▶ **Excerpt**
···

Operating under the assumption that the hypothesis of a direct dose-risk relationship exists, a potential strategy to mitigate this risk is quite simply to limit the administration of higher doses. This is, however, where the clinical data and what may be best to minimize risk for an individual patient do not mesh with current performance benchmarks entirely. Minimizing the dose of epoetin alfa when a patient is within the hemoglobin goals that define the benchmark can be done with attention to reversible factors that affect erythropoietin responsiveness such as the use of intravenous catheters, iron stores, vitamin D administration, etc. In general, strategies that increase responsiveness to erythropoietin will help achieve other benchmarks of care and will likely improve outcomes. In a patient who is currently at hemoglobin goal, strategies to lower dose while still keeping the patient within goal are easily implemented.

···

Write a continuation of the passage on epoetin alfa dosing, picking up after its final sentence. The listing that follows has no connection to the passage on epoetin alfa dosing.

▶ **Data for review**
···

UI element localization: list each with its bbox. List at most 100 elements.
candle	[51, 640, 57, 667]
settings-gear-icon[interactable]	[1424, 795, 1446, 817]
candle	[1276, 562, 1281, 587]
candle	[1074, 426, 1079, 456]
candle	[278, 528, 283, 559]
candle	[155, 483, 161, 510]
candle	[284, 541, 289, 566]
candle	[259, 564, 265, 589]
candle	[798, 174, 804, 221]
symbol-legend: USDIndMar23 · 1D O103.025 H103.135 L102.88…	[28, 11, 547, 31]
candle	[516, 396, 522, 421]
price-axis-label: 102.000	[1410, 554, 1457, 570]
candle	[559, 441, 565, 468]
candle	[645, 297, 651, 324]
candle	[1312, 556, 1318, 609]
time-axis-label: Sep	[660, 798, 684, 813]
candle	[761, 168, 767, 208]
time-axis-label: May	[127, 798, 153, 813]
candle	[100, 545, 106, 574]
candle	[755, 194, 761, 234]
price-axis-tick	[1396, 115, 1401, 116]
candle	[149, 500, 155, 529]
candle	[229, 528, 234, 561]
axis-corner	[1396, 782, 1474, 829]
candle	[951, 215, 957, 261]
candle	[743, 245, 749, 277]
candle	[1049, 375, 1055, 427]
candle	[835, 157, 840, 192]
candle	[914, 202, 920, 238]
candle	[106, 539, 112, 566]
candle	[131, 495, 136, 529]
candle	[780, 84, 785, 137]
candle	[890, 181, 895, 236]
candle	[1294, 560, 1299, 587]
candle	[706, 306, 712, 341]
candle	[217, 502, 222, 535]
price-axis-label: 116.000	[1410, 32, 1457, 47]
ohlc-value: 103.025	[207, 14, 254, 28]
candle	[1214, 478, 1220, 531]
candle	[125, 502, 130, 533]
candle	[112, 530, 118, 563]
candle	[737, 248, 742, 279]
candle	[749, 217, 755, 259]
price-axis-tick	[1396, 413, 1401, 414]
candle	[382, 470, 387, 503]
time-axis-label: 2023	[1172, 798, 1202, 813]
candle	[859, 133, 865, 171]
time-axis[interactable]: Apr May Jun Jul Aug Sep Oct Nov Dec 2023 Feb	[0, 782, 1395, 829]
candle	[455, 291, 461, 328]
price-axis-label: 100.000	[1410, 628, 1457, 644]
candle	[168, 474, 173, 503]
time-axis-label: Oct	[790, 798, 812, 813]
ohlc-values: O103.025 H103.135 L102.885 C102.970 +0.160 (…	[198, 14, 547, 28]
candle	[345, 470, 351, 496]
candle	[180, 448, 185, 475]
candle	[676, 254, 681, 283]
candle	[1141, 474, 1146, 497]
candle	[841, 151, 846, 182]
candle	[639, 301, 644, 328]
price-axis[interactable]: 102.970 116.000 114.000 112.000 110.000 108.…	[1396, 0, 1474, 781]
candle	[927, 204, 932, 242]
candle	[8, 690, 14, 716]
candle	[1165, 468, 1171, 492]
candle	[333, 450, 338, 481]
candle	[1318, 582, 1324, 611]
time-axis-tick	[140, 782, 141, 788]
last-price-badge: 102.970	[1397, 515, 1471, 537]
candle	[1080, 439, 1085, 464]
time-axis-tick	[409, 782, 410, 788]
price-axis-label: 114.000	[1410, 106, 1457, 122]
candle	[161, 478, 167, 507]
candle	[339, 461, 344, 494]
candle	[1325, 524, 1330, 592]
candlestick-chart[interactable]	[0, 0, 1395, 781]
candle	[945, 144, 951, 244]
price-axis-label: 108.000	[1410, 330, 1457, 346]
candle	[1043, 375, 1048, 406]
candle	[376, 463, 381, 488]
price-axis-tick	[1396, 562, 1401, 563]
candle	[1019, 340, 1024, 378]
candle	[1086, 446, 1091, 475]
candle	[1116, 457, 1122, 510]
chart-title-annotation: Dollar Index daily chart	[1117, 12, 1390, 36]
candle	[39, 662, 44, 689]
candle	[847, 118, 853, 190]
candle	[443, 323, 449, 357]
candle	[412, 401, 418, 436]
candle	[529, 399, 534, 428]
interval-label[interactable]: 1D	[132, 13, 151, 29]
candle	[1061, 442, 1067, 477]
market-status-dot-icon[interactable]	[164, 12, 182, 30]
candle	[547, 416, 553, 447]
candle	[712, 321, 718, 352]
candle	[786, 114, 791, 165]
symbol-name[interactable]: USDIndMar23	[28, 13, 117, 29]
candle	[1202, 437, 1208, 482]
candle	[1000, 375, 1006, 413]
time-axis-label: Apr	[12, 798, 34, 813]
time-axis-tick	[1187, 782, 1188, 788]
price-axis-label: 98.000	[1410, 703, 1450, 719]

···

▶ **Expected answer**
However, where a patient is receiving higher doses of epoetin alfa and is not within the benchmark of care (i.e. goal), the strategy is really no different but the implications of implementing the strategy are. This stems from the fact that clinical practice guidelines meant to guide clinicians as to individual patient goals have been transposed verbatim to apply to populations of patients in a performance model. For a measure that the physician or healthcare team had near complete control as to whether or not the benchmark was achieved, such as the administration of a vaccination, this would be appropriate. However, in the setting of anemia management where patient-specific factors such as intercurrent illness or inflammation intervene, it may not be possible to reach the benchmark due to these factors even in a setting of the highest quality of health care. So again, operating under the assumption that the hypothesis of the dose-risk relationship with epoetin alfa exists, the clinical strategy is the same as in the patients who achieved their benchmark (i.e. lowering dose of epoetin alfa utilized), but the health services issue related to the benchmark is placed in center stage. To potentially maximize safety in this scenario, one must take an action that is potentially counter to the benchmarks that grade the quality of care delivered.
In this scenario, the strategy must be expanded to request a careful examination of the quality metrics. Is a minimum hemoglobin of 10 g/dl achievable in all patients? Are there some in whom the risk associated with attempting to achieve this hemoglobin does not justify the benefit to them individually? If the hypothesis that a dose-risk relationship between epoetin alfa and cardiovascular outcomes is true, the answer to this may be yes.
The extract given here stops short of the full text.